* **Goal of the exercise**:
Wherever the string "seine" appears in a line, extract that line.

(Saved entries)
===============

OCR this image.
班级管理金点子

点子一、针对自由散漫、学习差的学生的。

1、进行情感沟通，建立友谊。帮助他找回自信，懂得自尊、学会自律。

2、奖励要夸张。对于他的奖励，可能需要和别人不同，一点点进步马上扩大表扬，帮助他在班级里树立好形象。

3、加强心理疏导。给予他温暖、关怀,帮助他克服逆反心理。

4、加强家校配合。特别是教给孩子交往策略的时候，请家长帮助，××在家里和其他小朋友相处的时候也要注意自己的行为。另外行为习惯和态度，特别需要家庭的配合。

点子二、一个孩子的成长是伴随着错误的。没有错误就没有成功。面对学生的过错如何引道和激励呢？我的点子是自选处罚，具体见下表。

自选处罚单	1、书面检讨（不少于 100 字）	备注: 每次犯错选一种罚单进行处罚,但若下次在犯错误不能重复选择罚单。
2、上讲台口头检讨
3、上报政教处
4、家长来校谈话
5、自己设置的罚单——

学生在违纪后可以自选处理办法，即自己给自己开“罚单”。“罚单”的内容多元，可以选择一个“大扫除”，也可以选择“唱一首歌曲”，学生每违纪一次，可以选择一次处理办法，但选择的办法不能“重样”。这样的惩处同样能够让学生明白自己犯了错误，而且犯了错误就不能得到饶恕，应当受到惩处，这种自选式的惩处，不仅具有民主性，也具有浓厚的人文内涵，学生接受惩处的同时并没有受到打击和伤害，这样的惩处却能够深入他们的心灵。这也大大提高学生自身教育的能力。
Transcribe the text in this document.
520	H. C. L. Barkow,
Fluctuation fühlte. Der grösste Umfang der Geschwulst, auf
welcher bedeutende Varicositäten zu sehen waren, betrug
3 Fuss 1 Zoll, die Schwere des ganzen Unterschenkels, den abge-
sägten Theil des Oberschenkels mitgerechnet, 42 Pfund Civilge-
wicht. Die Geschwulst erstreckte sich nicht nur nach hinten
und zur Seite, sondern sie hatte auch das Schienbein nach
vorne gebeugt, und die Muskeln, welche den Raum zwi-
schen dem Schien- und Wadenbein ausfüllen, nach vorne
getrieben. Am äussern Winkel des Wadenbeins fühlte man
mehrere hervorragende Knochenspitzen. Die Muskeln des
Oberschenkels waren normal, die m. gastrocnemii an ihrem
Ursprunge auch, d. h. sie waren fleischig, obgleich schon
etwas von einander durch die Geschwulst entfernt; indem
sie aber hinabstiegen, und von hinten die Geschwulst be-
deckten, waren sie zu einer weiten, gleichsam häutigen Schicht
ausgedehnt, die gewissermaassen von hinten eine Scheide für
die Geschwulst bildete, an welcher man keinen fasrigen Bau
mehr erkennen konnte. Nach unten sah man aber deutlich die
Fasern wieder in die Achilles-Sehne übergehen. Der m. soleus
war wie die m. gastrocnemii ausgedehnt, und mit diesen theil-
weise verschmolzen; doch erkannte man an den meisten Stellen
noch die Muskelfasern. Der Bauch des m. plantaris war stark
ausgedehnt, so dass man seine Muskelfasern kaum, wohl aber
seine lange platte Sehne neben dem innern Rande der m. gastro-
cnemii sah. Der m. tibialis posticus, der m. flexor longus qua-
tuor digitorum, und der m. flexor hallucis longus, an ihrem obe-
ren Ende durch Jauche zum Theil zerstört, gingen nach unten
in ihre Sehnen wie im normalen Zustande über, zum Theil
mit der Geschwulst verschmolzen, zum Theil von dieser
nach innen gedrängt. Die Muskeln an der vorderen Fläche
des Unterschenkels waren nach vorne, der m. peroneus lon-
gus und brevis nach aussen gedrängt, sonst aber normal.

===============

* **Answer in full**:
ausgedehnt, so dass man seine Muskelfasern kaum, wohl aber
seine lange platte Sehne neben dem innern Rande der m. gastro-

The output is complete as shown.